BEGIN Input rows
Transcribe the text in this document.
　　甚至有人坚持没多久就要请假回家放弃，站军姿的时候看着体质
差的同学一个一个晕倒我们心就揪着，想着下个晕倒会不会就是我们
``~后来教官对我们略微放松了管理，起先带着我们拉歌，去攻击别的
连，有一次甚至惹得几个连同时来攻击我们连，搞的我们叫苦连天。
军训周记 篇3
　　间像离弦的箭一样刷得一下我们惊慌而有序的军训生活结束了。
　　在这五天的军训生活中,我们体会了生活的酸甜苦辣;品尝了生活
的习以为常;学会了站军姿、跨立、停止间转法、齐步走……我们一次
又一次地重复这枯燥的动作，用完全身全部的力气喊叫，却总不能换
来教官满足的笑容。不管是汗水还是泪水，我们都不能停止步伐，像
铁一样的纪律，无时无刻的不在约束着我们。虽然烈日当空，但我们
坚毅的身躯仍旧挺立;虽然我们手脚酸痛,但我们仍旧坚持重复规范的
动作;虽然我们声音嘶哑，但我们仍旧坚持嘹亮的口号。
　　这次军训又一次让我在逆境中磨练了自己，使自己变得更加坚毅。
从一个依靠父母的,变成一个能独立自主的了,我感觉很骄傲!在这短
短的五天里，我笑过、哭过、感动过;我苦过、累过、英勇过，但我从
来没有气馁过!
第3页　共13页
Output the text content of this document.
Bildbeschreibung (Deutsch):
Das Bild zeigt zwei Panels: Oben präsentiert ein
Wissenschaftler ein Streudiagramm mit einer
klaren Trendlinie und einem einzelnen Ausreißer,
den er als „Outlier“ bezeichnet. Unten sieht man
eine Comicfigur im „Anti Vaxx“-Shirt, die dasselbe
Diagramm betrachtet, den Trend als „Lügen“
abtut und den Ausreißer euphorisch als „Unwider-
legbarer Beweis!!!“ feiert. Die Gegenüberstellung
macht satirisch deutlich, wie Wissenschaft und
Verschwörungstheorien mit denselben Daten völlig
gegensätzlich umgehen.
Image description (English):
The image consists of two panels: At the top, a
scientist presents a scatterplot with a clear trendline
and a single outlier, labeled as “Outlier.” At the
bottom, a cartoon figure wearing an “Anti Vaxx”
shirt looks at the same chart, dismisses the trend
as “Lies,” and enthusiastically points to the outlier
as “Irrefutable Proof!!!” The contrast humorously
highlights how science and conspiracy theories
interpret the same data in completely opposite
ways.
END Input rows
- _Stated goal_: Transcribe every line of the data, exactly as it stands.

- _Right answer_:
Transcribe the text in this document.
　　甚至有人坚持没多久就要请假回家放弃，站军姿的时候看着体质
差的同学一个一个晕倒我们心就揪着，想着下个晕倒会不会就是我们
``~后来教官对我们略微放松了管理，起先带着我们拉歌，去攻击别的
连，有一次甚至惹得几个连同时来攻击我们连，搞的我们叫苦连天。
军训周记 篇3
　　间像离弦的箭一样刷得一下我们惊慌而有序的军训生活结束了。
　　在这五天的军训生活中,我们体会了生活的酸甜苦辣;品尝了生活
的习以为常;学会了站军姿、跨立、停止间转法、齐步走……我们一次
又一次地重复这枯燥的动作，用完全身全部的力气喊叫，却总不能换
来教官满足的笑容。不管是汗水还是泪水，我们都不能停止步伐，像
铁一样的纪律，无时无刻的不在约束着我们。虽然烈日当空，但我们
坚毅的身躯仍旧挺立;虽然我们手脚酸痛,但我们仍旧坚持重复规范的
动作;虽然我们声音嘶哑，但我们仍旧坚持嘹亮的口号。
　　这次军训又一次让我在逆境中磨练了自己，使自己变得更加坚毅。
从一个依靠父母的,变成一个能独立自主的了,我感觉很骄傲!在这短
短的五天里，我笑过、哭过、感动过;我苦过、累过、英勇过，但我从
来没有气馁过!
第3页　共13页
Output the text content of this document.
Bildbeschreibung (Deutsch):
Das Bild zeigt zwei Panels: Oben präsentiert ein
Wissenschaftler ein Streudiagramm mit einer
klaren Trendlinie und einem einzelnen Ausreißer,
den er als „Outlier“ bezeichnet. Unten sieht man
eine Comicfigur im „Anti Vaxx“-Shirt, die dasselbe
Diagramm betrachtet, den Trend als „Lügen“
abtut und den Ausreißer euphorisch als „Unwider-
legbarer Beweis!!!“ feiert. Die Gegenüberstellung
macht satirisch deutlich, wie Wissenschaft und
Verschwörungstheorien mit denselben Daten völlig
gegensätzlich umgehen.
Image description (English):
The image consists of two panels: At the top, a
scientist presents a scatterplot with a clear trendline
and a single outlier, labeled as “Outlier.” At the
bottom, a cartoon figure wearing an “Anti Vaxx”
shirt looks at the same chart, dismisses the trend
as “Lies,” and enthusiastically points to the outlier
as “Irrefutable Proof!!!” The contrast humorously
highlights how science and conspiracy theories
interpret the same data in completely opposite
ways.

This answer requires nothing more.